═════ LISTED RECORDS
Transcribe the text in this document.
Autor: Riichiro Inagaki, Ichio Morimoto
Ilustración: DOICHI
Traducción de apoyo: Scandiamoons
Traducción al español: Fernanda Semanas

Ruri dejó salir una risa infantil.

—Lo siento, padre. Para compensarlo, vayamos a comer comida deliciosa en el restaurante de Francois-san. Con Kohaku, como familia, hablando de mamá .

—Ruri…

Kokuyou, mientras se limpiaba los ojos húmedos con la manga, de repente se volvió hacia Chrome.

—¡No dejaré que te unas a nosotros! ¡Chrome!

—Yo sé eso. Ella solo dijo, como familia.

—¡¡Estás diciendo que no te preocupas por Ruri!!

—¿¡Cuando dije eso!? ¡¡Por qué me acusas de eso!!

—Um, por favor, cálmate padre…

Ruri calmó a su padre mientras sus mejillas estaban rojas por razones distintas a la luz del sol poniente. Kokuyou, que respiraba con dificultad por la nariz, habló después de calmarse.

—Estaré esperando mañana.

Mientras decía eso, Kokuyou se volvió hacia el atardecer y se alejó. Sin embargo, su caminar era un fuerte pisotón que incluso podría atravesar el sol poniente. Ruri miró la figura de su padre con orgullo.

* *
══════════
- DIRECTIVE
Reproduce all of the data exactly as given.

- EXERCISE ANSWER
Transcribe the text in this document.
Autor: Riichiro Inagaki, Ichio Morimoto
Ilustración: DOICHI
Traducción de apoyo: Scandiamoons
Traducción al español: Fernanda Semanas

Ruri dejó salir una risa infantil.

—Lo siento, padre. Para compensarlo, vayamos a comer comida deliciosa en el restaurante de Francois-san. Con Kohaku, como familia, hablando de mamá .

—Ruri…

Kokuyou, mientras se limpiaba los ojos húmedos con la manga, de repente se volvió hacia Chrome.

—¡No dejaré que te unas a nosotros! ¡Chrome!

—Yo sé eso. Ella solo dijo, como familia.

—¡¡Estás diciendo que no te preocupas por Ruri!!

—¿¡Cuando dije eso!? ¡¡Por qué me acusas de eso!!

—Um, por favor, cálmate padre…

Ruri calmó a su padre mientras sus mejillas estaban rojas por razones distintas a la luz del sol poniente. Kokuyou, que respiraba con dificultad por la nariz, habló después de calmarse.

—Estaré esperando mañana.

Mientras decía eso, Kokuyou se volvió hacia el atardecer y se alejó. Sin embargo, su caminar era un fuerte pisotón que incluso podría atravesar el sol poniente. Ruri miró la figura de su padre con orgullo.

* *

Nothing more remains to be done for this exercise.